## Stated task
Without the pictures, print each of the records below exactly as it appears.

## Available records
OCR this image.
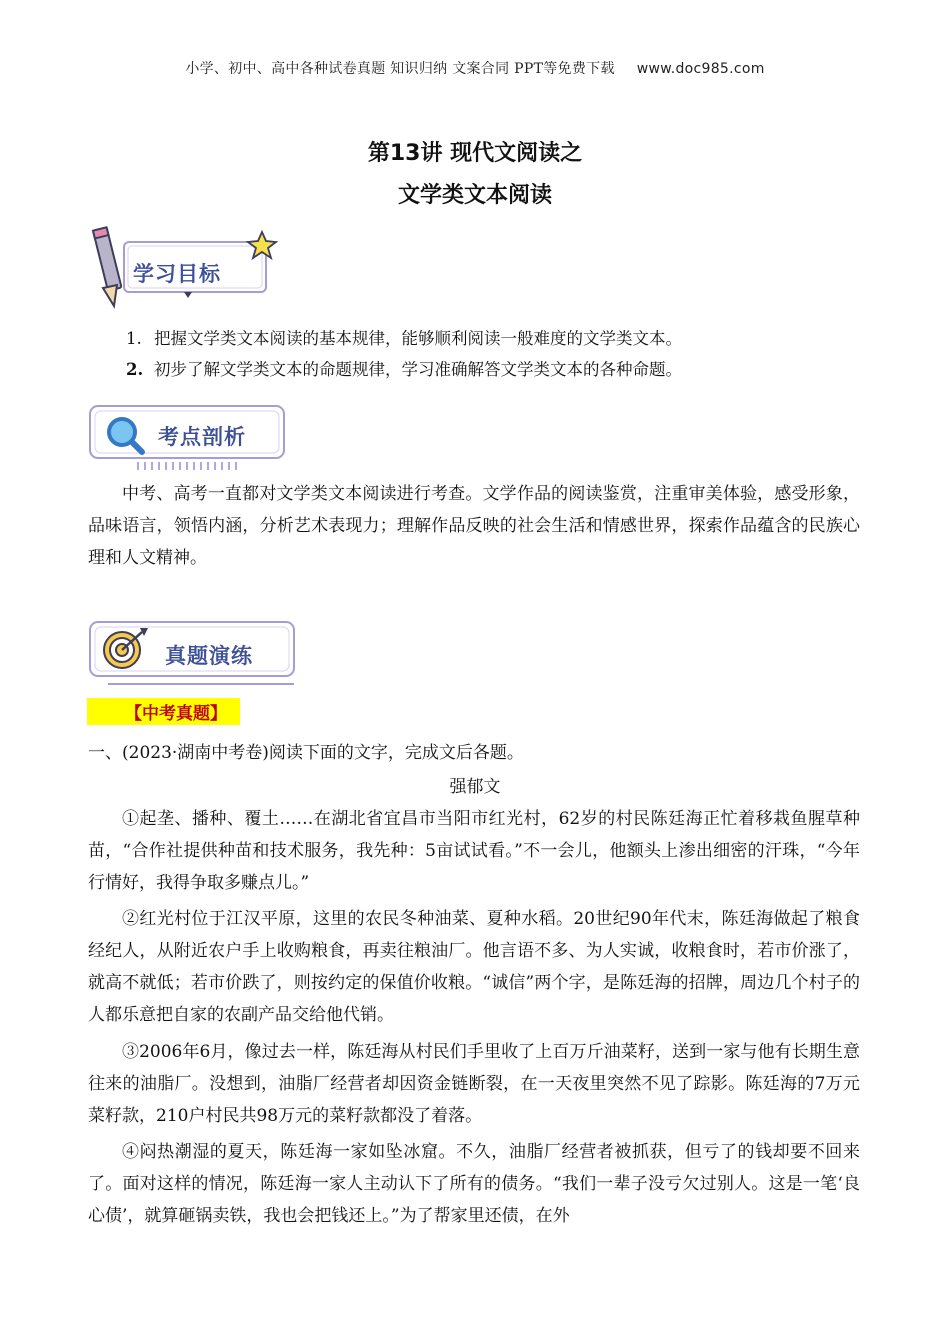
小学、初中、高中各种试卷真题 知识归纳 文案合同 PPT等免费下载 www.doc985.com
第13讲 现代文阅读之
文学类文本阅读
学习目标
1. 把握文学类文本阅读的基本规律，能够顺利阅读一般难度的文学类文本。
2. 初步了解文学类文本的命题规律，学习准确解答文学类文本的各种命题。
考点剖析
中考、高考一直都对文学类文本阅读进行考查。文学作品的阅读鉴赏，注重审美体验，感受形象，品味语言，领悟内涵，分析艺术表现力；理解作品反映的社会生活和情感世界，探索作品蕴含的民族心理和人文精神。
真题演练
【中考真题】
一、(2023·湖南中考卷)阅读下面的文字，完成文后各题。
强郁文
①起垄、播种、覆土……在湖北省宜昌市当阳市红光村，62岁的村民陈廷海正忙着移栽鱼腥草种苗，“合作社提供种苗和技术服务，我先种：5亩试试看。”不一会儿，他额头上渗出细密的汗珠，“今年行情好，我得争取多赚点儿。”
②红光村位于江汉平原，这里的农民冬种油菜、夏种水稻。20世纪90年代末，陈廷海做起了粮食经纪人，从附近农户手上收购粮食，再卖往粮油厂。他言语不多、为人实诚，收粮食时，若市价涨了，就高不就低；若市价跌了，则按约定的保值价收粮。“诚信”两个字，是陈廷海的招牌，周边几个村子的人都乐意把自家的农副产品交给他代销。
③2006年6月，像过去一样，陈廷海从村民们手里收了上百万斤油菜籽，送到一家与他有长期生意往来的油脂厂。没想到，油脂厂经营者却因资金链断裂，在一天夜里突然不见了踪影。陈廷海的7万元菜籽款，210户村民共98万元的菜籽款都没了着落。
④闷热潮湿的夏天，陈廷海一家如坠冰窟。不久，油脂厂经营者被抓获，但亏了的钱却要不回来了。面对这样的情况，陈廷海一家人主动认下了所有的债务。“我们一辈子没亏欠过别人。这是一笔‘良心债’，就算砸锅卖铁，我也会把钱还上。”为了帮家里还债，在外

## Response to this exercise
OCR this image.
小学、初中、高中各种试卷真题 知识归纳 文案合同 PPT等免费下载 www.doc985.com
第13讲 现代文阅读之
文学类文本阅读
学习目标
1. 把握文学类文本阅读的基本规律，能够顺利阅读一般难度的文学类文本。
2. 初步了解文学类文本的命题规律，学习准确解答文学类文本的各种命题。
考点剖析
中考、高考一直都对文学类文本阅读进行考查。文学作品的阅读鉴赏，注重审美体验，感受形象，品味语言，领悟内涵，分析艺术表现力；理解作品反映的社会生活和情感世界，探索作品蕴含的民族心理和人文精神。
真题演练
【中考真题】
一、(2023·湖南中考卷)阅读下面的文字，完成文后各题。
强郁文
①起垄、播种、覆土……在湖北省宜昌市当阳市红光村，62岁的村民陈廷海正忙着移栽鱼腥草种苗，“合作社提供种苗和技术服务，我先种：5亩试试看。”不一会儿，他额头上渗出细密的汗珠，“今年行情好，我得争取多赚点儿。”
②红光村位于江汉平原，这里的农民冬种油菜、夏种水稻。20世纪90年代末，陈廷海做起了粮食经纪人，从附近农户手上收购粮食，再卖往粮油厂。他言语不多、为人实诚，收粮食时，若市价涨了，就高不就低；若市价跌了，则按约定的保值价收粮。“诚信”两个字，是陈廷海的招牌，周边几个村子的人都乐意把自家的农副产品交给他代销。
③2006年6月，像过去一样，陈廷海从村民们手里收了上百万斤油菜籽，送到一家与他有长期生意往来的油脂厂。没想到，油脂厂经营者却因资金链断裂，在一天夜里突然不见了踪影。陈廷海的7万元菜籽款，210户村民共98万元的菜籽款都没了着落。
④闷热潮湿的夏天，陈廷海一家如坠冰窟。不久，油脂厂经营者被抓获，但亏了的钱却要不回来了。面对这样的情况，陈廷海一家人主动认下了所有的债务。“我们一辈子没亏欠过别人。这是一笔‘良心债’，就算砸锅卖铁，我也会把钱还上。”为了帮家里还债，在外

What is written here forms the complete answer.